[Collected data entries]
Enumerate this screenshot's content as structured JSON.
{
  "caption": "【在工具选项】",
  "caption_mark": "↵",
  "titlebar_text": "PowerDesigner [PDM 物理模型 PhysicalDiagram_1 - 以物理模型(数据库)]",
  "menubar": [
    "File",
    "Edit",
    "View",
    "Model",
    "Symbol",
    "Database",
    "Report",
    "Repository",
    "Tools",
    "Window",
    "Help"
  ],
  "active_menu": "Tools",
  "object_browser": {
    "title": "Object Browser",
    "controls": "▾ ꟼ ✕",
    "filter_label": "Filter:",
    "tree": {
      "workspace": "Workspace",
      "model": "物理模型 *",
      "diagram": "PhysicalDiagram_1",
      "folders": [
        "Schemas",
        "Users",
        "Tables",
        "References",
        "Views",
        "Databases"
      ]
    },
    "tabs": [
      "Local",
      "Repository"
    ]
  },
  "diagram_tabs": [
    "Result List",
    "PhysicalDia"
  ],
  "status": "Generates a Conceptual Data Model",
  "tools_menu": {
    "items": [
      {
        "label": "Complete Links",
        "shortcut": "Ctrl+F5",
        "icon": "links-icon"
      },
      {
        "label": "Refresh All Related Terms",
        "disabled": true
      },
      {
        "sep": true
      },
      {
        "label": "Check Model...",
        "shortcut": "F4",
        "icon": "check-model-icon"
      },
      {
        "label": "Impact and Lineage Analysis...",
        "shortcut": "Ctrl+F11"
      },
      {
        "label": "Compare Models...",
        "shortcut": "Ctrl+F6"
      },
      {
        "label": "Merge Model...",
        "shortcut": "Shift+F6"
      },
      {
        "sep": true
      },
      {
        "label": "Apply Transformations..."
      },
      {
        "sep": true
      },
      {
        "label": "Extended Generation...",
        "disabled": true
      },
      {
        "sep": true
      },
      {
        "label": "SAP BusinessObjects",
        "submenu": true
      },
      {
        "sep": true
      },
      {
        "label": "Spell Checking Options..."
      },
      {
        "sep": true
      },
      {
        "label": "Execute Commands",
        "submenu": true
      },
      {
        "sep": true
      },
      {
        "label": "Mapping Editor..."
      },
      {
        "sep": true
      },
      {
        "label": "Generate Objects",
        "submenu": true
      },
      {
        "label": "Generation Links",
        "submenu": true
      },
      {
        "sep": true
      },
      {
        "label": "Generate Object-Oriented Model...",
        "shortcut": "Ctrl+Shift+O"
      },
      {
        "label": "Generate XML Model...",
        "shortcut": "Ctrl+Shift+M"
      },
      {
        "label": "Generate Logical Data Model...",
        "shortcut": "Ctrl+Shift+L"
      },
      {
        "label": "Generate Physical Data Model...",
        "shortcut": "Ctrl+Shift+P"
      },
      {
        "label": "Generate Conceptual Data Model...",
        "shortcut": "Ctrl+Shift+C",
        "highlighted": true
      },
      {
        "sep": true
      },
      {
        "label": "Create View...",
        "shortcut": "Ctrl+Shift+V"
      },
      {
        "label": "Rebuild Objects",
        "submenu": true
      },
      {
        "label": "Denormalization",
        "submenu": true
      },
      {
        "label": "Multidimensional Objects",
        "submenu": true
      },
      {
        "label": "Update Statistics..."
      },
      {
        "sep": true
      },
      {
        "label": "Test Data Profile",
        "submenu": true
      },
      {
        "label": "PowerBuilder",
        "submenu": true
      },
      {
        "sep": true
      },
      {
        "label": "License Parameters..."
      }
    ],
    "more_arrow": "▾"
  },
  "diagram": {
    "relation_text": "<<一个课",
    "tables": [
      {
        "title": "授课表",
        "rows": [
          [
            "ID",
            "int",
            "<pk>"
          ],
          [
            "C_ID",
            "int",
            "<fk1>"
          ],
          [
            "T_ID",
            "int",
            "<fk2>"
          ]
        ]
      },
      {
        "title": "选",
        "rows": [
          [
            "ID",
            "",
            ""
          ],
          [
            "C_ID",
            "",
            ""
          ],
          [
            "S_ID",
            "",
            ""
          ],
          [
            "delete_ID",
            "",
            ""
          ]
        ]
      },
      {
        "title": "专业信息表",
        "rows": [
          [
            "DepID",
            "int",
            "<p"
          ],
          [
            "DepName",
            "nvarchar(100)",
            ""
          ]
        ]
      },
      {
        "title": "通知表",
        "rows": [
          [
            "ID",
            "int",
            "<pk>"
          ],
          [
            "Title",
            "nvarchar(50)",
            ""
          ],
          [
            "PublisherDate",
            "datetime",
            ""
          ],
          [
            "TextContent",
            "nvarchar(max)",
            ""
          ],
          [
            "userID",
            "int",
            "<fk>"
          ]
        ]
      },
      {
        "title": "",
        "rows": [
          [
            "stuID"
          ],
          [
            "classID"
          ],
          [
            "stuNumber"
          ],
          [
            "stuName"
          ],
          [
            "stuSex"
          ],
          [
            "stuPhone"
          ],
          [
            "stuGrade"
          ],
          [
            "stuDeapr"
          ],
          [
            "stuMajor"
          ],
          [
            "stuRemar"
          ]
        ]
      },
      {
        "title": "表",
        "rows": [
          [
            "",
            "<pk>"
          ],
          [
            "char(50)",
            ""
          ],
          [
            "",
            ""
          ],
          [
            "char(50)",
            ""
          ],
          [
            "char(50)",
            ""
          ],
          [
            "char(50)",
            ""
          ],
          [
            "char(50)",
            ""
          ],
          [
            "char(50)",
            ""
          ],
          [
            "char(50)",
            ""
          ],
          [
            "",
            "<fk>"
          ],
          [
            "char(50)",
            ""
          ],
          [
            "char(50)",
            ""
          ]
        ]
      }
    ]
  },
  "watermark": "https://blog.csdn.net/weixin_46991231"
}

*PROBLEM*
Pull out each line of the listing that holds the string "Ctrl".

*TASK OUTPUT*
        "shortcut": "Ctrl+F5",
        "shortcut": "Ctrl+F11"
        "shortcut": "Ctrl+F6"
        "shortcut": "Ctrl+Shift+O"
        "shortcut": "Ctrl+Shift+M"
        "shortcut": "Ctrl+Shift+L"
        "shortcut": "Ctrl+Shift+P"
        "shortcut": "Ctrl+Shift+C",
        "shortcut": "Ctrl+Shift+V"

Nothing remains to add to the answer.